• [TASK STATEMENT] Select, from the data, each line where "following" occurs.

══════════════════════════════

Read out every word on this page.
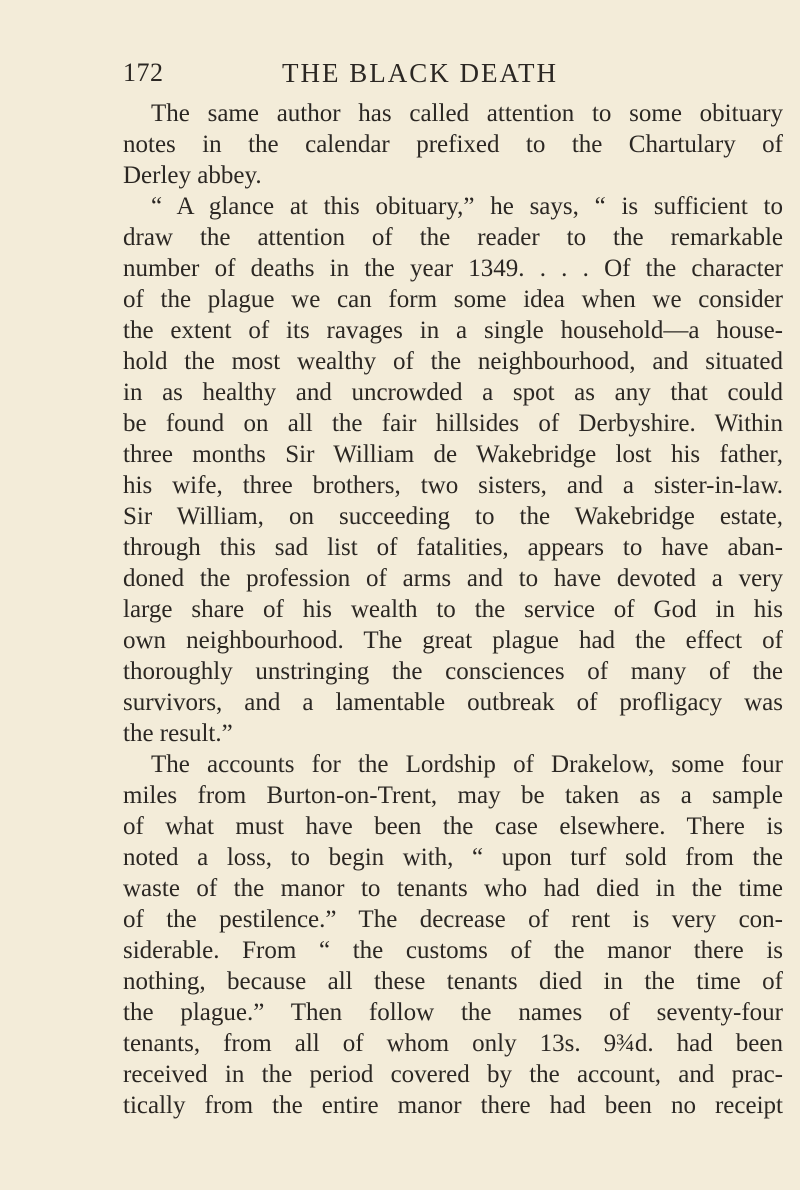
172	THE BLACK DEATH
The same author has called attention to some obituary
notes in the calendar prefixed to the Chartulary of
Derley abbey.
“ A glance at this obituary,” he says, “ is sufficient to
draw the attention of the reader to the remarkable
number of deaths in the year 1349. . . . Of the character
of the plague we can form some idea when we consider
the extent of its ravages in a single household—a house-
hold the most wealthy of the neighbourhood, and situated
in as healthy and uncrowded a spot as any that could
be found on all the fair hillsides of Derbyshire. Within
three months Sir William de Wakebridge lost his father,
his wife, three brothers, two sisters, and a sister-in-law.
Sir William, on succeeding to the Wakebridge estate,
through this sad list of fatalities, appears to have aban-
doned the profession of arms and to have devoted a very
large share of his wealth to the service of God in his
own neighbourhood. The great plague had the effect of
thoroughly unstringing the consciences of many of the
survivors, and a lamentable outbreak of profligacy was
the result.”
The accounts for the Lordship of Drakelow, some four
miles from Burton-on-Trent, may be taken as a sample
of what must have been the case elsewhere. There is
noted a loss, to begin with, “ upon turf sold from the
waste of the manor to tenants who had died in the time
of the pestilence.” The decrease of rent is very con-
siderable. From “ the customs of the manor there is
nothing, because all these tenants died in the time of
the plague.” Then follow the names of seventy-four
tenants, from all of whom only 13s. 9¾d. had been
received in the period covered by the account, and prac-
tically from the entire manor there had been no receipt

══════════════════════════════

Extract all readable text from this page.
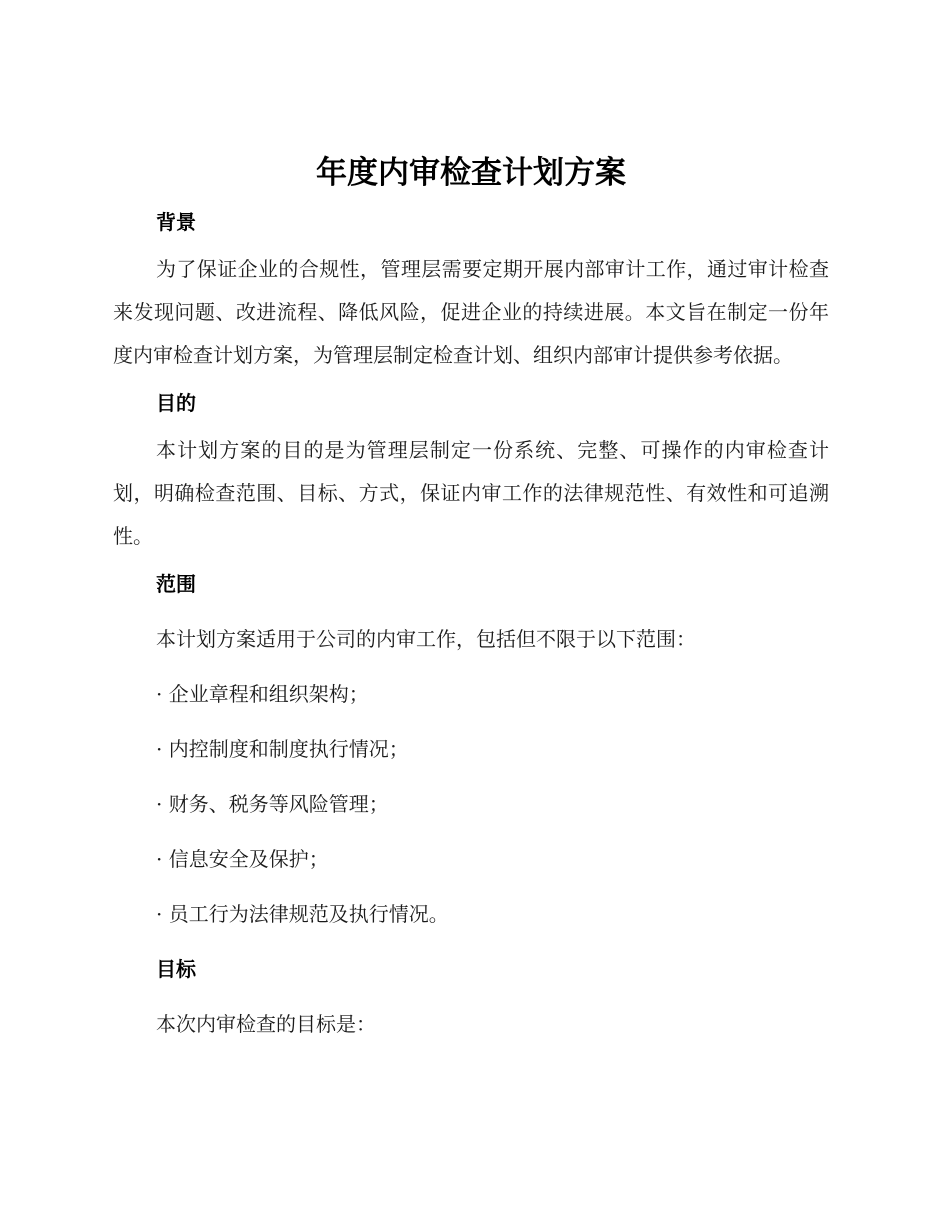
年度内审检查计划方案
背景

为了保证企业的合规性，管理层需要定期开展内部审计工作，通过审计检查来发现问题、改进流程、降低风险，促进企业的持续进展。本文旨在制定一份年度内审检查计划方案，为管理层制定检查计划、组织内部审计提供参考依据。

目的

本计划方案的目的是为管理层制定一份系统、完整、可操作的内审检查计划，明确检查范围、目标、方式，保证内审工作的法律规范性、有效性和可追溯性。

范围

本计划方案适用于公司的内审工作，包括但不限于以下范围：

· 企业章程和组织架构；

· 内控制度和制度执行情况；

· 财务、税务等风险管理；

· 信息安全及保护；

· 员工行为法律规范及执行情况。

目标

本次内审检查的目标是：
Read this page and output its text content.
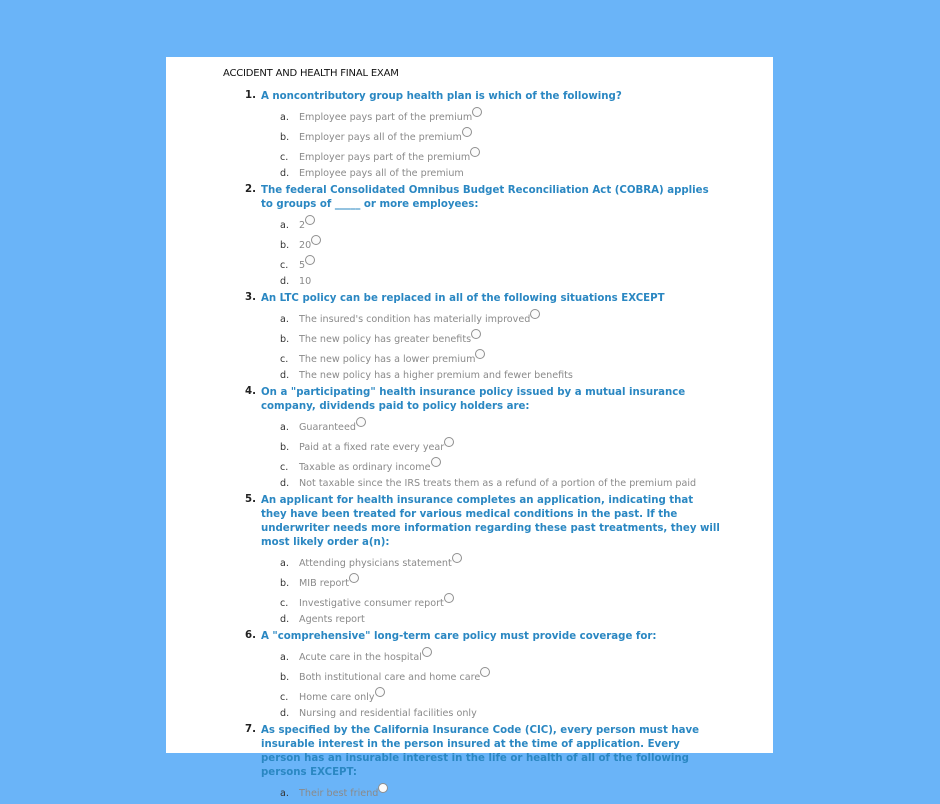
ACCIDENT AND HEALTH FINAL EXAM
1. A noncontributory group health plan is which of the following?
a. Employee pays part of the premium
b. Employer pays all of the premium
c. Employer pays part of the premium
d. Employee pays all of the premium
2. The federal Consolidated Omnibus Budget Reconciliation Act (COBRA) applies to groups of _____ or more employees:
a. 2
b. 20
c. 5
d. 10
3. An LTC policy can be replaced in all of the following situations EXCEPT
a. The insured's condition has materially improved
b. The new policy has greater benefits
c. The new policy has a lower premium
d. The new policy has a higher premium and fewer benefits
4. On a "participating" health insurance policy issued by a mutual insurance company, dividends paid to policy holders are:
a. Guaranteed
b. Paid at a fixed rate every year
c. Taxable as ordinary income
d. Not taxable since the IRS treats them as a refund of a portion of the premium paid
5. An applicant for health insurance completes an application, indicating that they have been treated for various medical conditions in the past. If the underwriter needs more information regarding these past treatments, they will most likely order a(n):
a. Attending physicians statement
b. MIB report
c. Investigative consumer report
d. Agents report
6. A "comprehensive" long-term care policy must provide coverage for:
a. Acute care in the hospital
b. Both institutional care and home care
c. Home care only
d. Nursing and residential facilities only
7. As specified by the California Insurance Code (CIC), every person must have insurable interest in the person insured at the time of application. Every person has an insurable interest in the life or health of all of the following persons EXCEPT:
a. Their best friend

══════════════════════════════

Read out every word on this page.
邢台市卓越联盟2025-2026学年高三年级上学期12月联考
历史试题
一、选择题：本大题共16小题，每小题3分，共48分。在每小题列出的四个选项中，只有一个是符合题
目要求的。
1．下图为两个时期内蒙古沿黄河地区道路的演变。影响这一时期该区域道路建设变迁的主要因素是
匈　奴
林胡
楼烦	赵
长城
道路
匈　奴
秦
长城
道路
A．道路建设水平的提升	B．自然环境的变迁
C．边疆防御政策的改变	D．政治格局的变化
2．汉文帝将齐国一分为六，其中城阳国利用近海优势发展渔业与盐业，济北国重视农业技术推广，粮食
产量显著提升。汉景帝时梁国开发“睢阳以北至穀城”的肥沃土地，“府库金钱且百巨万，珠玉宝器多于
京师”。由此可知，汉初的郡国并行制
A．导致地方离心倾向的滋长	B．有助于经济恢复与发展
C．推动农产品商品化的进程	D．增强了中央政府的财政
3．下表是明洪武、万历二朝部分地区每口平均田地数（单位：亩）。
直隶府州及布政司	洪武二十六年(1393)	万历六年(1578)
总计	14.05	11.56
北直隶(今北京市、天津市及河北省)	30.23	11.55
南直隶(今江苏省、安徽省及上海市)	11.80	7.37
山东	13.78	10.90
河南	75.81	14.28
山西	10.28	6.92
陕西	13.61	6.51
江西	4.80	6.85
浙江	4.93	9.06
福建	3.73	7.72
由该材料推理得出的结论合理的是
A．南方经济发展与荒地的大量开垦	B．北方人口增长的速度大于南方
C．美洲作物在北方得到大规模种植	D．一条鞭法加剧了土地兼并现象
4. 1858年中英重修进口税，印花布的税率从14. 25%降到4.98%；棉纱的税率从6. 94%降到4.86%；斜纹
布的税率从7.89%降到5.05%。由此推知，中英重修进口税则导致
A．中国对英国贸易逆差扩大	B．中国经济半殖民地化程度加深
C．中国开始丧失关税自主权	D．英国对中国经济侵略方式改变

══════════════════════════════

• [EXPECTED OUTPUT]
1. A noncontributory group health plan is which of the following?
3. An LTC policy can be replaced in all of the following situations EXCEPT
7. As specified by the California Insurance Code (CIC), every person must have insurable interest in the person insured at the time of application. Every person has an insurable interest in the life or health of all of the following persons EXCEPT:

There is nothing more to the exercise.